> **REQUEST**
Answer these from the text on covariance and correlation below:
(a) In the counterexample showing zero covariance without independence, what distribution does $Z$ have?
(b) What kind of association does correlation measure?
(c) After standardization, what mean and variance does a random variable have?

***** SOURCE

This was effectively proved in an earlier lecture (in the continuous case via the 2-D LOTUS, with the discrete case analogous): for independent $X$ and $Y$, $E(XY) = E(X)E(Y)$, so the shortcut formula gives $\operatorname{Cov} = 0$.

The converse is false

A common mistake is to show $\operatorname{Cov}(X, Y) = 0$ and then leap to independence. Zero covariance does not imply independence.

Counterexample: $X = Z$, $\;Y = Z^2$, with $Z \sim \mathcal{N}(0, 1)$

$$\operatorname{Cov}(X, Y) = E(XY) - E(X)E(Y) = E(Z^3) - E(Z)\,E(Z^2) = 0 - 0 = 0,$$

because the odd moments of a standard normal are zero ($E(Z) = 0$ and $E(Z^3) = 0$). So $X$ and $Y$ are uncorrelated — yet they are extremely dependent: $Y$ is a function of $X$, so knowing $X$ gives complete information about $Y$. (Going the other way, knowing $Y = Z^2$ determines $X$ up to a sign, since the square root recovers the magnitude.)

Correlation measures linear association

What is going wrong? Correlation captures the kind of upward- or downward-sloping cloud of points you see in a scatterplot. Here $X$ and $Y$ have a quadratic relationship but no linear trend, so the linear measure reads zero. There is a theorem (not proved here): if every function of $X$ is uncorrelated with every function of $Y$, then $X$ and $Y$ are independent. Having only the linear pieces uncorrelated is not enough.

Definition of correlation

Definition — Correlation

Correlation is a standardized covariance, denoted $\operatorname{Corr}(X, Y)$ or $\rho$. The usual form:

$$\operatorname{Corr}(X, Y) = \frac{\operatorname{Cov}(X, Y)}{\operatorname{SD}(X)\,\operatorname{SD}(Y)}$$

Equivalently — standardize first, then take the covariance:

$$\operatorname{Corr}(X, Y) = \operatorname{Cov}\!\left(\frac{X - E(X)}{\operatorname{SD}(X)},\; \frac{Y - E(Y)}{\operatorname{SD}(Y)}\right)$$

Standardization subtracts the mean and divides by the standard deviation ($\operatorname{SD} = \sqrt{\operatorname{Var}}$), turning any random variable into one with mean $0$ and variance $1$.

**********
***** INFORMATION SHOWN

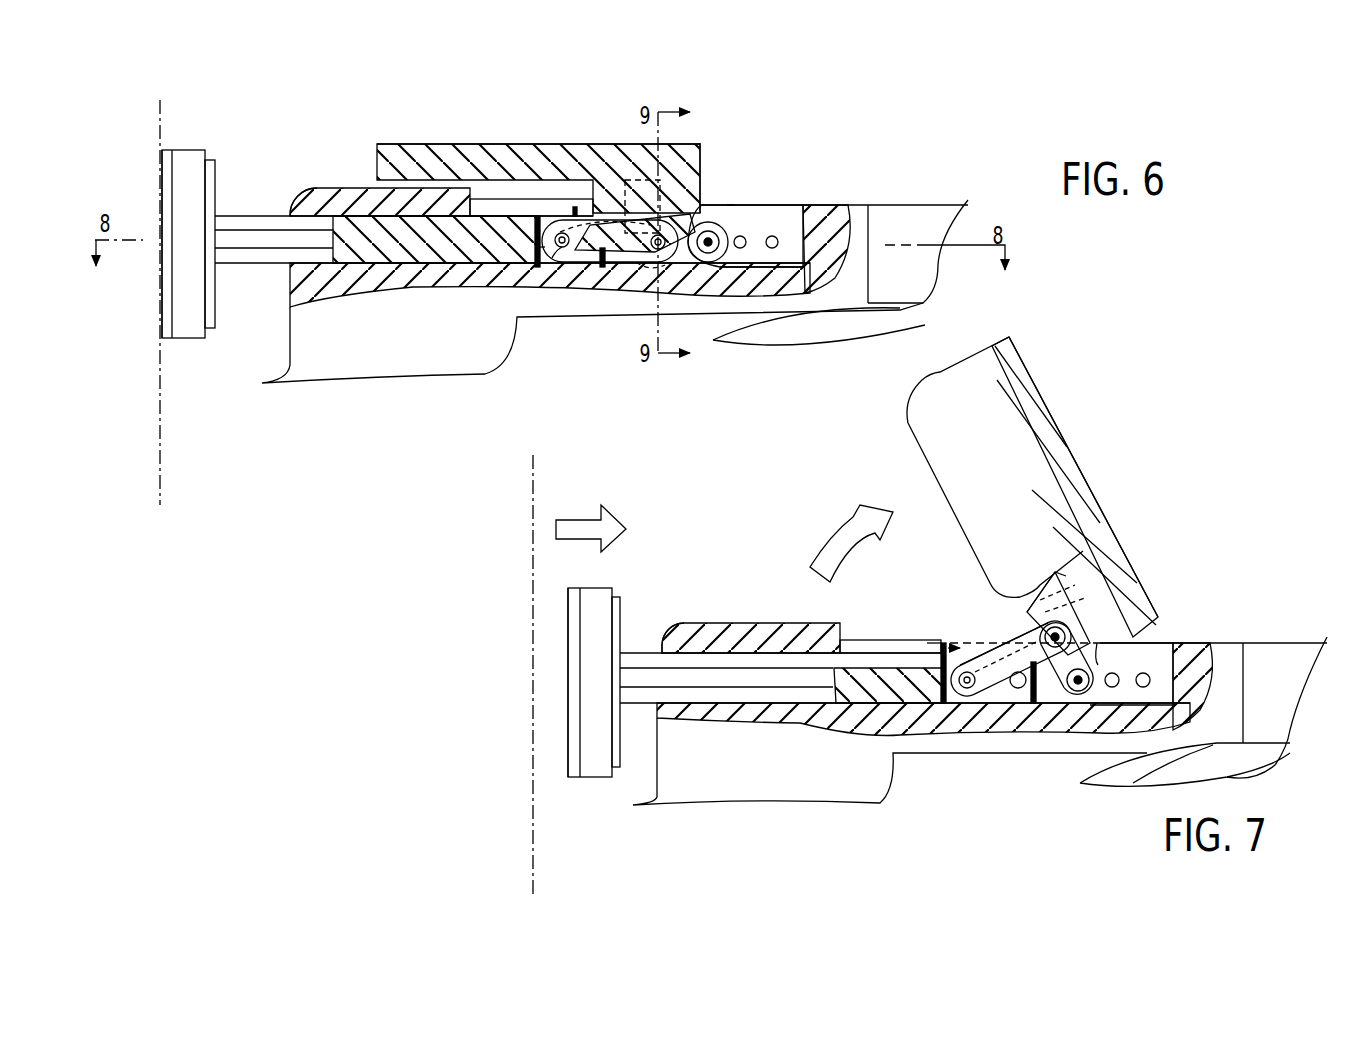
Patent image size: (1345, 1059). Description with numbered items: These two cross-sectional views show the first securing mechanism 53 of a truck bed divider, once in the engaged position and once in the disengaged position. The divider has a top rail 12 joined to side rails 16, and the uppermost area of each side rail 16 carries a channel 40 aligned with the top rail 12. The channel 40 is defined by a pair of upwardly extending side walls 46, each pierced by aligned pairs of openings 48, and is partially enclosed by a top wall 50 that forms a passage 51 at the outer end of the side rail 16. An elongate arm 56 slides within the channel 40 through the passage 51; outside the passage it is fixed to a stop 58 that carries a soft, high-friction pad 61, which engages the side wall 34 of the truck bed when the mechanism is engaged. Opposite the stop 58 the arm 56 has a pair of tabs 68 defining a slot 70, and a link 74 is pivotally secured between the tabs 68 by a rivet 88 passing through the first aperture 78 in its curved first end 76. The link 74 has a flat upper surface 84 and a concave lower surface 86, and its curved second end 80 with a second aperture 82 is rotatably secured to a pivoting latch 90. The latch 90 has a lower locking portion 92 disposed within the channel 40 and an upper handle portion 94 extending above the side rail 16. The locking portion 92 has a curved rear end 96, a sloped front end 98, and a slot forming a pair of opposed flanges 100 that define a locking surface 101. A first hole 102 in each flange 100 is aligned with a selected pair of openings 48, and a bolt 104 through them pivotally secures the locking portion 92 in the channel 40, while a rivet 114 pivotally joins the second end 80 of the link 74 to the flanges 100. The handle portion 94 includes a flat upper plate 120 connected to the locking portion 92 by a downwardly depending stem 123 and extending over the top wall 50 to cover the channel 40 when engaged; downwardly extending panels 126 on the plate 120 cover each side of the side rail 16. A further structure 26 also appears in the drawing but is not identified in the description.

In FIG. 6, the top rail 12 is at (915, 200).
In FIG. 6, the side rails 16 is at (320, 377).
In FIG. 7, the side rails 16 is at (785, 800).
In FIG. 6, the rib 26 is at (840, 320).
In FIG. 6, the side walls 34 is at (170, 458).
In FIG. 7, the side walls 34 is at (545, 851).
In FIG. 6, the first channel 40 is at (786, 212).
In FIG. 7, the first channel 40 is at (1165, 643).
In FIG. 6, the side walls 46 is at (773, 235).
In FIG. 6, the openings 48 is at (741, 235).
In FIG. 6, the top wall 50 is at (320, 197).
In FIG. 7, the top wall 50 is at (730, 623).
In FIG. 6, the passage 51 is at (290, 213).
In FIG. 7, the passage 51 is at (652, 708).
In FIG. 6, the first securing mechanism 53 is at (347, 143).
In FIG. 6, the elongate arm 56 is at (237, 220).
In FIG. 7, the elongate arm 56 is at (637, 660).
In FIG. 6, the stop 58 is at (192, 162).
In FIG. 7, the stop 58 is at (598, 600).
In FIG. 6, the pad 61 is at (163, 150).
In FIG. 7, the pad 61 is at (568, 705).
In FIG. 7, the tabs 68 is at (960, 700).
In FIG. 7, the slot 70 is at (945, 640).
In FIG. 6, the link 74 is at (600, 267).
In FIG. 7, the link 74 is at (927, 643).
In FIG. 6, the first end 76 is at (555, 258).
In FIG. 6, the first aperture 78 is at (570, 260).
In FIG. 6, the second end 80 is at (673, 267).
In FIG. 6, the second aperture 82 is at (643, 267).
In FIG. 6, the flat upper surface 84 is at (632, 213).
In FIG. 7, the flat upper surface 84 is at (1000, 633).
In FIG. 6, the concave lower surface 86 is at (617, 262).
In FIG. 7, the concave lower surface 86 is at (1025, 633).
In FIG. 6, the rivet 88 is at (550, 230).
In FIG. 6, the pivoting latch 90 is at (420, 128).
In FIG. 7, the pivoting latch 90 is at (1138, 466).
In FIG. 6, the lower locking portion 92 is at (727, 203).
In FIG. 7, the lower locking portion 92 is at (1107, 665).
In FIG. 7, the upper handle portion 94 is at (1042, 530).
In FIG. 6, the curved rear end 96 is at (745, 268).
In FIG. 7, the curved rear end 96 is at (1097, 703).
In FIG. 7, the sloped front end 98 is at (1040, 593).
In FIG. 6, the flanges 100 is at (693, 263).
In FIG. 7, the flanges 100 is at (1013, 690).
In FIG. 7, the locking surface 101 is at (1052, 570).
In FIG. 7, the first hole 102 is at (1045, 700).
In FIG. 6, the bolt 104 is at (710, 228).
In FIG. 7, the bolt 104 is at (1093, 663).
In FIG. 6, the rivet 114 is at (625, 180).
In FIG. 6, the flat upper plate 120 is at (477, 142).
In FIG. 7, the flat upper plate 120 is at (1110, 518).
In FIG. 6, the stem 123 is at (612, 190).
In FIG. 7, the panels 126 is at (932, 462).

**********
***** INFORMATION SHOWN

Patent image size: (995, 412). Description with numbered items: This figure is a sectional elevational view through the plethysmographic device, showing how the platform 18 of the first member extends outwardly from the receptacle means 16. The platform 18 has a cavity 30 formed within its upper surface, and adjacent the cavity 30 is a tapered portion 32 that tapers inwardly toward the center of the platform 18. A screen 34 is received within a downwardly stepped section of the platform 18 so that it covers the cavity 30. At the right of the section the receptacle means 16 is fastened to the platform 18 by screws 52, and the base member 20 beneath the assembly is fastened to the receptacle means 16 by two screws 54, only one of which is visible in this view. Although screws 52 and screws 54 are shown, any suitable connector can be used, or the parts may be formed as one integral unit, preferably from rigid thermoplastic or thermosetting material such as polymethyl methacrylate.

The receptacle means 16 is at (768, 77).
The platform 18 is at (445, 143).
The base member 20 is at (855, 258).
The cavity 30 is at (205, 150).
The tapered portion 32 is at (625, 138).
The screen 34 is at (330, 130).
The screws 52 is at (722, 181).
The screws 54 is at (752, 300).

**********
***** INFORMATION SHOWN

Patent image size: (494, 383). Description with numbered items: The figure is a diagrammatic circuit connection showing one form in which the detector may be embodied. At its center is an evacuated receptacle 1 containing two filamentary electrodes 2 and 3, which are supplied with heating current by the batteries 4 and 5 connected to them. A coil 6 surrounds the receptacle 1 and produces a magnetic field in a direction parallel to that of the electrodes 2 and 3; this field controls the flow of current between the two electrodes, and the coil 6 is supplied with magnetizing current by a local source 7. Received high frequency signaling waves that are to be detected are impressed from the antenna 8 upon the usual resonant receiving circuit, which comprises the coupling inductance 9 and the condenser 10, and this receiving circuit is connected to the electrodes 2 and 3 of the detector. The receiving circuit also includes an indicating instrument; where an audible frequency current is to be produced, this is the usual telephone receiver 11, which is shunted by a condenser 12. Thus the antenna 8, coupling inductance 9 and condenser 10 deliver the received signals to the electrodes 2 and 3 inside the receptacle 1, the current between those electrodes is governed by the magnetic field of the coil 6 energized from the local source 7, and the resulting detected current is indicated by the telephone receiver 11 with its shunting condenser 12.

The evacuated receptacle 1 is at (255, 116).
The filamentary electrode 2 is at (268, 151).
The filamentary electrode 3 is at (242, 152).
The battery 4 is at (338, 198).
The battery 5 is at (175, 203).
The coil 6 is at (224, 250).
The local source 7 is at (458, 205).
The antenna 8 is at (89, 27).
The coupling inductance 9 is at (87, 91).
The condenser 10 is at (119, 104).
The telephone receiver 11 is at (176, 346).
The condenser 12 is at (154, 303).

**********

> **ANSWER TO THE PROBLEM**
(a) $Z$ has a standard normal distribution, $\mathcal{N}(0, 1)$.
(b) Correlation measures linear association.
(c) It has mean $0$ and variance $1$.